## EXERCISE DIRECTIONS
In the data below, locate each line with the word "from" and list it.

## DATA ROWS

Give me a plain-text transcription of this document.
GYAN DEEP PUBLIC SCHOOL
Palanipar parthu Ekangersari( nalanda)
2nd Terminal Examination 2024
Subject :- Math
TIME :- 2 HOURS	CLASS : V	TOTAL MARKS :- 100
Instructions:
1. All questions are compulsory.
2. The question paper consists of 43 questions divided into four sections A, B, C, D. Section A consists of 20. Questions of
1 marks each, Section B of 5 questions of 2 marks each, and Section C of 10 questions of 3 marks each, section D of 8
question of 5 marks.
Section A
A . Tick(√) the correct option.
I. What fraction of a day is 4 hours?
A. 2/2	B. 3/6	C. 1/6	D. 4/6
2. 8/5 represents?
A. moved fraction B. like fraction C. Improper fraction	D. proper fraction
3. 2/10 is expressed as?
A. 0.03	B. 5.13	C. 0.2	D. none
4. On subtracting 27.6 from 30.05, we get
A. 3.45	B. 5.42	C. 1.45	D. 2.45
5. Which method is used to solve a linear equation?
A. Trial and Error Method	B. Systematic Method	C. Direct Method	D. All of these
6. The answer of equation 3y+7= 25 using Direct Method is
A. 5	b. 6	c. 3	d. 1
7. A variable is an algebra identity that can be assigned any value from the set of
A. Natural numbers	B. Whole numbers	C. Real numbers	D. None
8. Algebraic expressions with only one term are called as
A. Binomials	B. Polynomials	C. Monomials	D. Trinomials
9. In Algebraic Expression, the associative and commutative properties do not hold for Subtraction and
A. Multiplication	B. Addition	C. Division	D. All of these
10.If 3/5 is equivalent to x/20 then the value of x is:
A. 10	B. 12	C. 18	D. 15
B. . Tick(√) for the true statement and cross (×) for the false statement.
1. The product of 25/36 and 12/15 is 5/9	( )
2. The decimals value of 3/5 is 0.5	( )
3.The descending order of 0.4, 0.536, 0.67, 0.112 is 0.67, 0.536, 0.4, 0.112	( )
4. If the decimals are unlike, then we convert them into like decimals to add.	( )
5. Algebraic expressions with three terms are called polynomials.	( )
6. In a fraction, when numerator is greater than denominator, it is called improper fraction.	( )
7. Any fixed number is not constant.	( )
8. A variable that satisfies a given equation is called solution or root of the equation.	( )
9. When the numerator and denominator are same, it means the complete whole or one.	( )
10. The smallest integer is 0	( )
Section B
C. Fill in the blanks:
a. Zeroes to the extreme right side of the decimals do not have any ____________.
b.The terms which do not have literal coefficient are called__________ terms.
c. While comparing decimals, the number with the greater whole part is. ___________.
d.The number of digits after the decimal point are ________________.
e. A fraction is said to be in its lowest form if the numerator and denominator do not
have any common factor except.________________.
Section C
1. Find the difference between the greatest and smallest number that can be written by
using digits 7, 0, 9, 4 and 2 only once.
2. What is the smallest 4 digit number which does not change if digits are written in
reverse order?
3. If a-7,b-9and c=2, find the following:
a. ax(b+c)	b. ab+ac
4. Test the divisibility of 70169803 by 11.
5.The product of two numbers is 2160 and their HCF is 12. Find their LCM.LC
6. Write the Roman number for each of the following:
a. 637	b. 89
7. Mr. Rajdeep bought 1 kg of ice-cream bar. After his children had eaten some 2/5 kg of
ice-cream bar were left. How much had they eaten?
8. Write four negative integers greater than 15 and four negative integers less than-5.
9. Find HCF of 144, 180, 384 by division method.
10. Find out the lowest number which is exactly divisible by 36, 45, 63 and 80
--
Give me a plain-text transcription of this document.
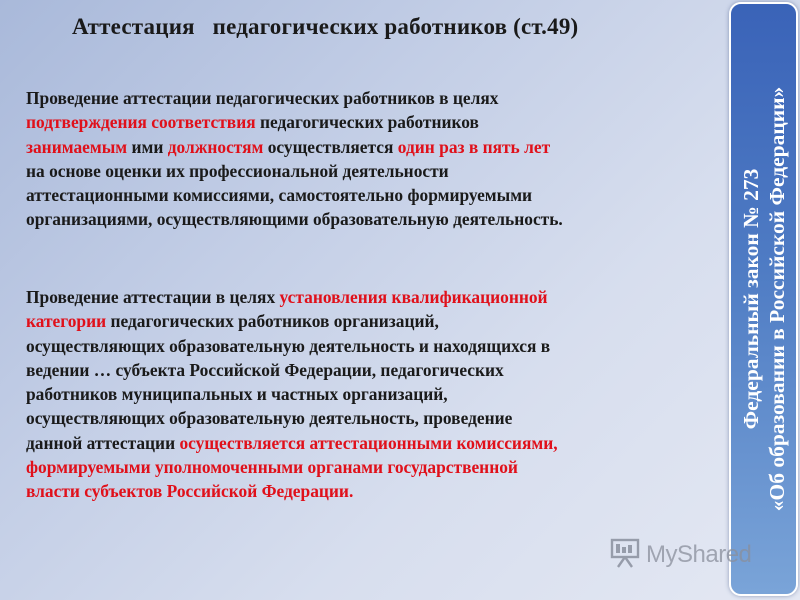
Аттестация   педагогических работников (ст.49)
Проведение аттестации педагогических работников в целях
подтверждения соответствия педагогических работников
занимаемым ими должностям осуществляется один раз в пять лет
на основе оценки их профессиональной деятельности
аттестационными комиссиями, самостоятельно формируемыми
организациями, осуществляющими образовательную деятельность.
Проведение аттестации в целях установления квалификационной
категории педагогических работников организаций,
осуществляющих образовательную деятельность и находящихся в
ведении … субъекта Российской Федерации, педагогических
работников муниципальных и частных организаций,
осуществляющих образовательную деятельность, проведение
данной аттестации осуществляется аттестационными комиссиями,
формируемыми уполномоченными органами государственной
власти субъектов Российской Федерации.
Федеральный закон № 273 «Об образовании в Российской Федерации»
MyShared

## FINISHED TASK
4. On subtracting 27.6 from 30.05, we get
7. A variable is an algebra identity that can be assigned any value from the set of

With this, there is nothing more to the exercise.